┌─ Input records

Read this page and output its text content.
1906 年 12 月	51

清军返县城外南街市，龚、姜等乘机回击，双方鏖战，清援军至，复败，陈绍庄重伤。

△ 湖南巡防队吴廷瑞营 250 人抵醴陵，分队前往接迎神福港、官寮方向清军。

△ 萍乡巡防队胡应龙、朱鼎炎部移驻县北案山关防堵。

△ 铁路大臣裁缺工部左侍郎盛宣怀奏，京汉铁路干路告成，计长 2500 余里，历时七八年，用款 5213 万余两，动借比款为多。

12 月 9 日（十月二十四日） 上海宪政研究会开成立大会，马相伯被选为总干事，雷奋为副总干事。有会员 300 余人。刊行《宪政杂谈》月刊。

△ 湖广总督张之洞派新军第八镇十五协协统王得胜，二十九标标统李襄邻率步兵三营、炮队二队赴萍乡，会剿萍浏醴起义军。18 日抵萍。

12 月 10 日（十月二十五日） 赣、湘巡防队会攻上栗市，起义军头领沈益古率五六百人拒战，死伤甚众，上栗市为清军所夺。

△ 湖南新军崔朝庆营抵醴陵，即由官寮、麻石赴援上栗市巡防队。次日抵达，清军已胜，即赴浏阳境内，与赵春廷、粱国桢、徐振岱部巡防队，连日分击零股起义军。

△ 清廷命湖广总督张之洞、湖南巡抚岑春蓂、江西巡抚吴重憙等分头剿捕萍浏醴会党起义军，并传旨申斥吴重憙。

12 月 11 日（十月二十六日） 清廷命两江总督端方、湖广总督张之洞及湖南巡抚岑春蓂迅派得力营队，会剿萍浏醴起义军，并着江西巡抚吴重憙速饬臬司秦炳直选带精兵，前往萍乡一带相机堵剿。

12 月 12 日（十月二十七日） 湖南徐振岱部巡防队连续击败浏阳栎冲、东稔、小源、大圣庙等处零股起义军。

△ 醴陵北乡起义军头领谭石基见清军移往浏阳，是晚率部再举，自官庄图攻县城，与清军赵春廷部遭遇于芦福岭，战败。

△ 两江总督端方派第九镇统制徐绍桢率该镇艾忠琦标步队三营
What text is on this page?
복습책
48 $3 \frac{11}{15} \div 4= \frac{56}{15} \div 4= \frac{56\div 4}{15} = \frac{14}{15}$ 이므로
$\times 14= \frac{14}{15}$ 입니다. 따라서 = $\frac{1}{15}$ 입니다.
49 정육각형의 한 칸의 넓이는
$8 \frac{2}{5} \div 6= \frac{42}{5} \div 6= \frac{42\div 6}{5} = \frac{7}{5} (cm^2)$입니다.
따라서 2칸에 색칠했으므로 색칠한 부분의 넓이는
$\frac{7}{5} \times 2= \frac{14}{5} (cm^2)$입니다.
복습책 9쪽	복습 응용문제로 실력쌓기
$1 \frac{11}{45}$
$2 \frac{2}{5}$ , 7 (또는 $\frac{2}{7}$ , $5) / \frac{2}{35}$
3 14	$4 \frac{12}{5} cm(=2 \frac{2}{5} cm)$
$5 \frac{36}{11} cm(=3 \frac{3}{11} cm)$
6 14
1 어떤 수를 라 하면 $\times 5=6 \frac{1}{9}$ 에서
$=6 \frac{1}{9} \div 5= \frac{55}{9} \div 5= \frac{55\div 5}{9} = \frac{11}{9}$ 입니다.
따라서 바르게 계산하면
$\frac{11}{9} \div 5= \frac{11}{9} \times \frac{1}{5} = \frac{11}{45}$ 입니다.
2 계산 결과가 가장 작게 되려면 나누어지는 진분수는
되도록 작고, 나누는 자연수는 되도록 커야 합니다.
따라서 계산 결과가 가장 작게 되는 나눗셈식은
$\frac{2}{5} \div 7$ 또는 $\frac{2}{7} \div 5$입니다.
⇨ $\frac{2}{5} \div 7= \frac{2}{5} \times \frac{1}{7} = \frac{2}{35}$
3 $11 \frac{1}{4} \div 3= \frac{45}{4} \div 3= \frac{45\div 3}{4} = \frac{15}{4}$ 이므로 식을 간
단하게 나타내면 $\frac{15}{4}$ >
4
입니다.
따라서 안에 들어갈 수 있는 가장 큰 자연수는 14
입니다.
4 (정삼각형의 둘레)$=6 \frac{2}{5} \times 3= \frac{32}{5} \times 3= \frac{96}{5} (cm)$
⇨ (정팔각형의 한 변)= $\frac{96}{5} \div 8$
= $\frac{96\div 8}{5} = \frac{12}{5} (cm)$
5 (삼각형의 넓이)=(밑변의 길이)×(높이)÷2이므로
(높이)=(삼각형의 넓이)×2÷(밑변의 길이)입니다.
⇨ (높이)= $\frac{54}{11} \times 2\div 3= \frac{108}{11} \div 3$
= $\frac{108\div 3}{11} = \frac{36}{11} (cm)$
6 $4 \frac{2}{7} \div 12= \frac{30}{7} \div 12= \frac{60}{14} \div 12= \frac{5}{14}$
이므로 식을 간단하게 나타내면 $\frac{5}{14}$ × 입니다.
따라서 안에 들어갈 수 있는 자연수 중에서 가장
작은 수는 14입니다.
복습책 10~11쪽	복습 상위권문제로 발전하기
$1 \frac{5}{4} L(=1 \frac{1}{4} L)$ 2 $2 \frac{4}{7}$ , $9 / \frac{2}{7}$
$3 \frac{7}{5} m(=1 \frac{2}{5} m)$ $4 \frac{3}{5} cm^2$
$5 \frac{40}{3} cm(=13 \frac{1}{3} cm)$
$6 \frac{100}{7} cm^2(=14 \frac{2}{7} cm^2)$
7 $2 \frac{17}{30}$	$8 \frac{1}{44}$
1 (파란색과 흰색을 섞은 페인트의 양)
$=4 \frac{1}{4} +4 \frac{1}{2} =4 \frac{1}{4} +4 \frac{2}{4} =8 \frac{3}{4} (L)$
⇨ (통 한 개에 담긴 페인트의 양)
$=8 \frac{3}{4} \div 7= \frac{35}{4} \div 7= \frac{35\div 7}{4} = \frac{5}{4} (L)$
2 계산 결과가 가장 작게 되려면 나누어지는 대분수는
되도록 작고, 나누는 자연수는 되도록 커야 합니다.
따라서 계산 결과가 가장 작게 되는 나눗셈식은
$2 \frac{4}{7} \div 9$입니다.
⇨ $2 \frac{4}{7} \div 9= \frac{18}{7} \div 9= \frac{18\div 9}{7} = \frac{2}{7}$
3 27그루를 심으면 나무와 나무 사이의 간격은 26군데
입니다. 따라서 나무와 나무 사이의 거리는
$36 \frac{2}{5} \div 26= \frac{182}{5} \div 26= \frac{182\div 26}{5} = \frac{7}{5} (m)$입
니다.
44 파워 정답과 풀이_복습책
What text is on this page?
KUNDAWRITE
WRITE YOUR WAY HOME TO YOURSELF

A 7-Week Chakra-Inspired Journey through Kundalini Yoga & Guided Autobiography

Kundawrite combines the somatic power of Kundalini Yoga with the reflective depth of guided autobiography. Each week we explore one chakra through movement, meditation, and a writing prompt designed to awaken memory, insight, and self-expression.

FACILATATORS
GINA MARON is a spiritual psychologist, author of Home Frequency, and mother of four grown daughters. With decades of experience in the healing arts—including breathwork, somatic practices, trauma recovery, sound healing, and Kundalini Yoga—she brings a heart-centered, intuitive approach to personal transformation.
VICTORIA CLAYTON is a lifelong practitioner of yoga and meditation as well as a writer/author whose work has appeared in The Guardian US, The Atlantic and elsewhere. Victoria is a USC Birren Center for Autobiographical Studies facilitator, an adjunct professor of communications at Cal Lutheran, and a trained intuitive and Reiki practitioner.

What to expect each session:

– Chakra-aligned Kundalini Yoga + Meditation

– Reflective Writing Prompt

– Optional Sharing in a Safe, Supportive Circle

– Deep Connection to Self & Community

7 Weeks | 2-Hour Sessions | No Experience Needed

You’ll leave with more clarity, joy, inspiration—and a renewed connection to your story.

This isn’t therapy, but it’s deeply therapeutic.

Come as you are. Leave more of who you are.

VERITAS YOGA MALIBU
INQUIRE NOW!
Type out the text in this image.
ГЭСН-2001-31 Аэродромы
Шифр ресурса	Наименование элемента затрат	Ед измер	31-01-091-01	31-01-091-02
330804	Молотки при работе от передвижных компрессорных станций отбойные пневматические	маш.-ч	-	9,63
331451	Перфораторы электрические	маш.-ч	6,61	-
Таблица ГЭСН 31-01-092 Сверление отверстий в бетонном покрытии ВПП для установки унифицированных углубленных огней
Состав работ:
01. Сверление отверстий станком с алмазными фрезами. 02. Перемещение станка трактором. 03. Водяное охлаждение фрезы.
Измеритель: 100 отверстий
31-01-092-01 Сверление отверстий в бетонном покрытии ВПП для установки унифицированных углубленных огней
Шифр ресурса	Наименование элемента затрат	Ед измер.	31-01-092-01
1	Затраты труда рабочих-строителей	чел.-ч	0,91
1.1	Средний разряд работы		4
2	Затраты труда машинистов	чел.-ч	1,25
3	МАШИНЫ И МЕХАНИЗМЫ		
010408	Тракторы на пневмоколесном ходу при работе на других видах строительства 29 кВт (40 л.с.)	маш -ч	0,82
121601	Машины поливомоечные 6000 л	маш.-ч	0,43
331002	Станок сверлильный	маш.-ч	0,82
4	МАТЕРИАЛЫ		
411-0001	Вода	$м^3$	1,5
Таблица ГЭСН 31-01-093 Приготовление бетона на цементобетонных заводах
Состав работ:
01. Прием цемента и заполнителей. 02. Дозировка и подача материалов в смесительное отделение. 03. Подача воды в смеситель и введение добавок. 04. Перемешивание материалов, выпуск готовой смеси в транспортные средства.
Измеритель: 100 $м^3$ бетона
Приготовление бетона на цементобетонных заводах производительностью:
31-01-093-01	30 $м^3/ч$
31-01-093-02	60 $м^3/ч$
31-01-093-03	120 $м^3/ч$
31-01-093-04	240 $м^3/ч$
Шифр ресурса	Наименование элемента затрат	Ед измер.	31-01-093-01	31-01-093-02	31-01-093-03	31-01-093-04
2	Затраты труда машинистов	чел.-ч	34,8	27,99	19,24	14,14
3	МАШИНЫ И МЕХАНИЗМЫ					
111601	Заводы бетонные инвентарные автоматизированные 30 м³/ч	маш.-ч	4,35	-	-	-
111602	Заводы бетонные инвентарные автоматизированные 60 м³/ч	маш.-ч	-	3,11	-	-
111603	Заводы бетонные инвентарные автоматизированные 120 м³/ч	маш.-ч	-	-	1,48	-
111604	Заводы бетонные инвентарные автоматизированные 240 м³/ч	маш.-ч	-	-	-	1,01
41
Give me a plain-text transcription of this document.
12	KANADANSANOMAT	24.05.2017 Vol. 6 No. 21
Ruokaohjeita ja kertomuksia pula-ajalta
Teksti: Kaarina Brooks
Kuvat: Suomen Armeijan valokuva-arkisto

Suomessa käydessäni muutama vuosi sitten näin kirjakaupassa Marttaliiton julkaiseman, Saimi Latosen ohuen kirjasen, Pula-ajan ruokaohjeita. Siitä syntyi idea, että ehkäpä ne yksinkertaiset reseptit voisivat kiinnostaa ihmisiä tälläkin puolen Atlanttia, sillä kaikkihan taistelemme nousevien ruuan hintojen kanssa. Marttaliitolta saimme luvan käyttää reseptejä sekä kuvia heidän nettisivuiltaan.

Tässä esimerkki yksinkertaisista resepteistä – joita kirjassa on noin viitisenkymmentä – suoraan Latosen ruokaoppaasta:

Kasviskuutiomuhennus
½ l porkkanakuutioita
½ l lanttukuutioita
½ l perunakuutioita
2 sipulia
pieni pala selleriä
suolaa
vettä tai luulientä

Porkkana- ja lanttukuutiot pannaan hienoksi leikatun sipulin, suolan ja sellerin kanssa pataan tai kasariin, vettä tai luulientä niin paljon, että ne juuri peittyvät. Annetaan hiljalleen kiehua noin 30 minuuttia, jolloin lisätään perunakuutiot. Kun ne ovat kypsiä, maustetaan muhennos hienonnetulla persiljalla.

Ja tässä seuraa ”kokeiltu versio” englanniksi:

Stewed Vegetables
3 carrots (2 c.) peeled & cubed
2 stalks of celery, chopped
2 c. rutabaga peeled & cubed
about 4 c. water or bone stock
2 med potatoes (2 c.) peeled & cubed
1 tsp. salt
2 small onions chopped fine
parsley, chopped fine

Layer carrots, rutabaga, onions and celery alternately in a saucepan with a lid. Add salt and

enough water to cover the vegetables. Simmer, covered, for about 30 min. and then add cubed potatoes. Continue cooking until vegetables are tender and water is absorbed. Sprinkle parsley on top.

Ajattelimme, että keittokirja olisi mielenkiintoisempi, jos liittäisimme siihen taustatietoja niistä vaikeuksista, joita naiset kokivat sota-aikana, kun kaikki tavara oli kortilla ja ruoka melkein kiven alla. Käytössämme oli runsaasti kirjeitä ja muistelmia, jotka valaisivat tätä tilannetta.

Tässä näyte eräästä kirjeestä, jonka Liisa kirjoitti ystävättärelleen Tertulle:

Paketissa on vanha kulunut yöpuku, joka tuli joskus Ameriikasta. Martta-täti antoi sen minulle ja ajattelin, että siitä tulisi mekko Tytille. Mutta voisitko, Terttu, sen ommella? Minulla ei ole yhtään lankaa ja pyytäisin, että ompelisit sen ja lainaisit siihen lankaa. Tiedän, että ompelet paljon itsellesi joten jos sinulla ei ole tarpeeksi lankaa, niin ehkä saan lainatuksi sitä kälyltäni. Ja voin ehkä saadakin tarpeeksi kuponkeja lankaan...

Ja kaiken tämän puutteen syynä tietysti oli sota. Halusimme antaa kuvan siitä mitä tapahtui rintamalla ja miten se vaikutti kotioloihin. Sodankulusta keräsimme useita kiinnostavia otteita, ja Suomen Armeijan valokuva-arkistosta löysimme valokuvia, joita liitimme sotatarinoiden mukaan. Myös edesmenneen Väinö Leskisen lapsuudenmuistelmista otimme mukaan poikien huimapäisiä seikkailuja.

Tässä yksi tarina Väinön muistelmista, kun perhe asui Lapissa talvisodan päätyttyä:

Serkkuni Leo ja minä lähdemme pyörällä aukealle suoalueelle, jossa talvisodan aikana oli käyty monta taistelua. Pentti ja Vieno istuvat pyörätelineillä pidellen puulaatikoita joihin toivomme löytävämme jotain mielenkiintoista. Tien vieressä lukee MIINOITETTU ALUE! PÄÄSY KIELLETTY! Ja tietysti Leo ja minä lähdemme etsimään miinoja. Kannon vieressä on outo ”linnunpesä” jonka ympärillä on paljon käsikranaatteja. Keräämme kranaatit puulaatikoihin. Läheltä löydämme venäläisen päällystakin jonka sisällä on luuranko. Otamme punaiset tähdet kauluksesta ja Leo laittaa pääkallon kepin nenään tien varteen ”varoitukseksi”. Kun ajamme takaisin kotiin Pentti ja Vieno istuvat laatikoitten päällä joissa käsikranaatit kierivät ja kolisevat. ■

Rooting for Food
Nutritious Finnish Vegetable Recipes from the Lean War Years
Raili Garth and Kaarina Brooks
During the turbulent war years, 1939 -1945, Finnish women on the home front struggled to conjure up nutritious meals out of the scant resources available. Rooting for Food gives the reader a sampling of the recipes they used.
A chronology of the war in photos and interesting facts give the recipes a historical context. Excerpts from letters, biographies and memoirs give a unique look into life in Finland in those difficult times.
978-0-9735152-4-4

└─

Short problem:
Give a single number: the count of lines above that include the word "somatic".

Final result:
2